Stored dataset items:
==*==

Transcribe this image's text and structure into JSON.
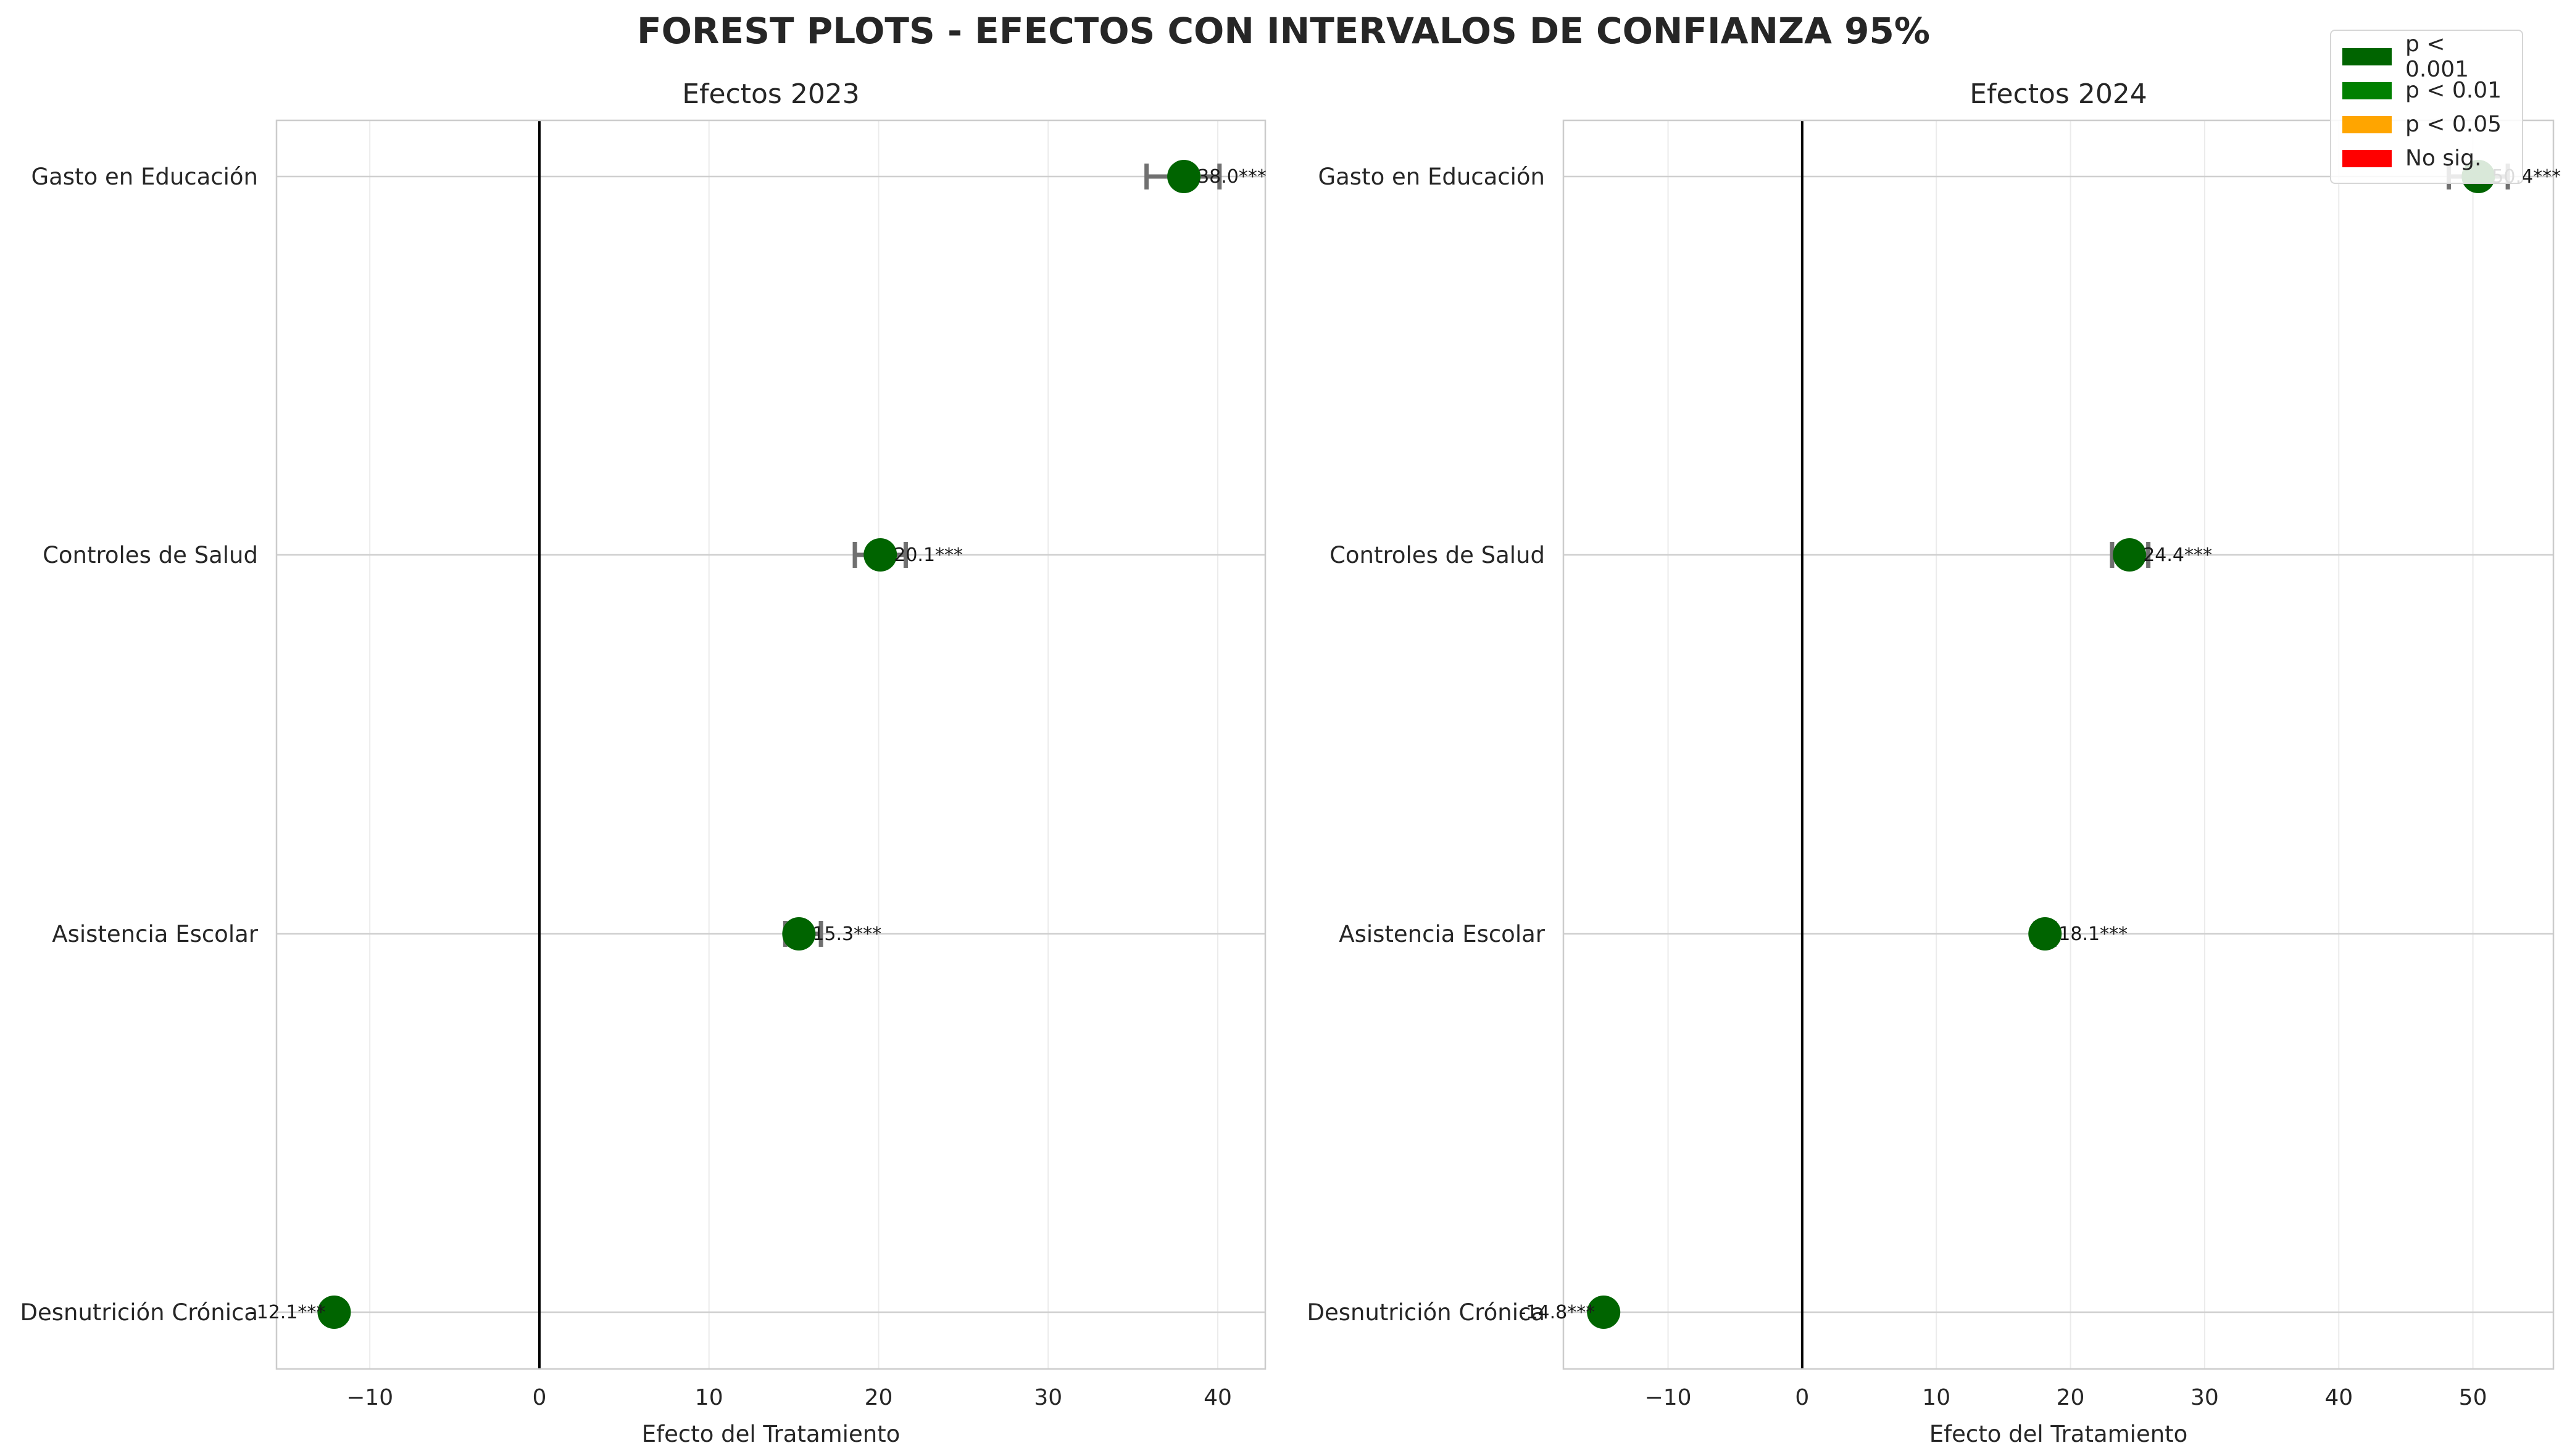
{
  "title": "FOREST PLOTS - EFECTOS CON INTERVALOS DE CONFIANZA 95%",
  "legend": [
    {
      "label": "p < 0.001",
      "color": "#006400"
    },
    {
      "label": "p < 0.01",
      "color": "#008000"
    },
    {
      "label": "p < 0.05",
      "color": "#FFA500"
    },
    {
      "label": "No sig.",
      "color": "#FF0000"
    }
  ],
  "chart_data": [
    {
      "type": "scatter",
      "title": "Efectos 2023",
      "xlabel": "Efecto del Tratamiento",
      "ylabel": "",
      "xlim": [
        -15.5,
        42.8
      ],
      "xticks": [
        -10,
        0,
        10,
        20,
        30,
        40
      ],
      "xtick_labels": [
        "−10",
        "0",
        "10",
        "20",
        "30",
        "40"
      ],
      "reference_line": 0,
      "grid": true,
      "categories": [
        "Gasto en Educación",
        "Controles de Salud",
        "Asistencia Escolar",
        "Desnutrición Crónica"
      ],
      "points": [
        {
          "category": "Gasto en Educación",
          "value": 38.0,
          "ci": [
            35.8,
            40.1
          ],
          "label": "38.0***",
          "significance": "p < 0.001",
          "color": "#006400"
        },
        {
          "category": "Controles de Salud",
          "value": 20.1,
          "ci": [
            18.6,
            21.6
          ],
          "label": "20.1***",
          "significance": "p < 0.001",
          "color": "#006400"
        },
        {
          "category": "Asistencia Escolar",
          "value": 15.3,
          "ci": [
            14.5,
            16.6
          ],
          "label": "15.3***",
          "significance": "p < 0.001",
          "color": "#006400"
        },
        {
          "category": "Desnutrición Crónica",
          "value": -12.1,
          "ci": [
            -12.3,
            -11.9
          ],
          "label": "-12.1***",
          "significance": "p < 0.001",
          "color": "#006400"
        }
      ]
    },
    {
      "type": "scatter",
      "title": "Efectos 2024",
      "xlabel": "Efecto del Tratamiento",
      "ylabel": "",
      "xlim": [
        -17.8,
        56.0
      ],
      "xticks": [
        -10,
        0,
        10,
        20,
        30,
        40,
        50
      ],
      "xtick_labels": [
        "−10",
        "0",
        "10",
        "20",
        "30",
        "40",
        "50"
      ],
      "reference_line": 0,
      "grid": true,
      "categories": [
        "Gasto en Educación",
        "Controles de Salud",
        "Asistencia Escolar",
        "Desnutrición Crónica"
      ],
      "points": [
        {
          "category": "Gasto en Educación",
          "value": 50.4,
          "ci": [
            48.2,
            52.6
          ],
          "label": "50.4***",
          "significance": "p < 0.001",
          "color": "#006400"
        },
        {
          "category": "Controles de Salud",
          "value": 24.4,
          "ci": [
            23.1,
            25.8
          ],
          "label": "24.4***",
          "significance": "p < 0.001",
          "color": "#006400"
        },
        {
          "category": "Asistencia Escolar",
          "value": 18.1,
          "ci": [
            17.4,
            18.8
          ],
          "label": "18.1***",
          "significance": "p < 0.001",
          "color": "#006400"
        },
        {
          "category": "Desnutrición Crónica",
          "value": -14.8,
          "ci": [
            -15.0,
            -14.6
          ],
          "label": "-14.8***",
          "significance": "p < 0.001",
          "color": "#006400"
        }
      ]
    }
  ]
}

==*==

_DO THIS_
Skip the pictures and transcribe the rest of the records exactly.

_TASK RESULT_
Transcribe this image's text and structure into JSON.
{
  "title": "FOREST PLOTS - EFECTOS CON INTERVALOS DE CONFIANZA 95%",
  "legend": [
    {
      "label": "p < 0.001",
      "color": "#006400"
    },
    {
      "label": "p < 0.01",
      "color": "#008000"
    },
    {
      "label": "p < 0.05",
      "color": "#FFA500"
    },
    {
      "label": "No sig.",
      "color": "#FF0000"
    }
  ],
  "chart_data": [
    {
      "type": "scatter",
      "title": "Efectos 2023",
      "xlabel": "Efecto del Tratamiento",
      "ylabel": "",
      "xlim": [
        -15.5,
        42.8
      ],
      "xticks": [
        -10,
        0,
        10,
        20,
        30,
        40
      ],
      "xtick_labels": [
        "−10",
        "0",
        "10",
        "20",
        "30",
        "40"
      ],
      "reference_line": 0,
      "grid": true,
      "categories": [
        "Gasto en Educación",
        "Controles de Salud",
        "Asistencia Escolar",
        "Desnutrición Crónica"
      ],
      "points": [
        {
          "category": "Gasto en Educación",
          "value": 38.0,
          "ci": [
            35.8,
            40.1
          ],
          "label": "38.0***",
          "significance": "p < 0.001",
          "color": "#006400"
        },
        {
          "category": "Controles de Salud",
          "value": 20.1,
          "ci": [
            18.6,
            21.6
          ],
          "label": "20.1***",
          "significance": "p < 0.001",
          "color": "#006400"
        },
        {
          "category": "Asistencia Escolar",
          "value": 15.3,
          "ci": [
            14.5,
            16.6
          ],
          "label": "15.3***",
          "significance": "p < 0.001",
          "color": "#006400"
        },
        {
          "category": "Desnutrición Crónica",
          "value": -12.1,
          "ci": [
            -12.3,
            -11.9
          ],
          "label": "-12.1***",
          "significance": "p < 0.001",
          "color": "#006400"
        }
      ]
    },
    {
      "type": "scatter",
      "title": "Efectos 2024",
      "xlabel": "Efecto del Tratamiento",
      "ylabel": "",
      "xlim": [
        -17.8,
        56.0
      ],
      "xticks": [
        -10,
        0,
        10,
        20,
        30,
        40,
        50
      ],
      "xtick_labels": [
        "−10",
        "0",
        "10",
        "20",
        "30",
        "40",
        "50"
      ],
      "reference_line": 0,
      "grid": true,
      "categories": [
        "Gasto en Educación",
        "Controles de Salud",
        "Asistencia Escolar",
        "Desnutrición Crónica"
      ],
      "points": [
        {
          "category": "Gasto en Educación",
          "value": 50.4,
          "ci": [
            48.2,
            52.6
          ],
          "label": "50.4***",
          "significance": "p < 0.001",
          "color": "#006400"
        },
        {
          "category": "Controles de Salud",
          "value": 24.4,
          "ci": [
            23.1,
            25.8
          ],
          "label": "24.4***",
          "significance": "p < 0.001",
          "color": "#006400"
        },
        {
          "category": "Asistencia Escolar",
          "value": 18.1,
          "ci": [
            17.4,
            18.8
          ],
          "label": "18.1***",
          "significance": "p < 0.001",
          "color": "#006400"
        },
        {
          "category": "Desnutrición Crónica",
          "value": -14.8,
          "ci": [
            -15.0,
            -14.6
          ],
          "label": "-14.8***",
          "significance": "p < 0.001",
          "color": "#006400"
        }
      ]
    }
  ]
}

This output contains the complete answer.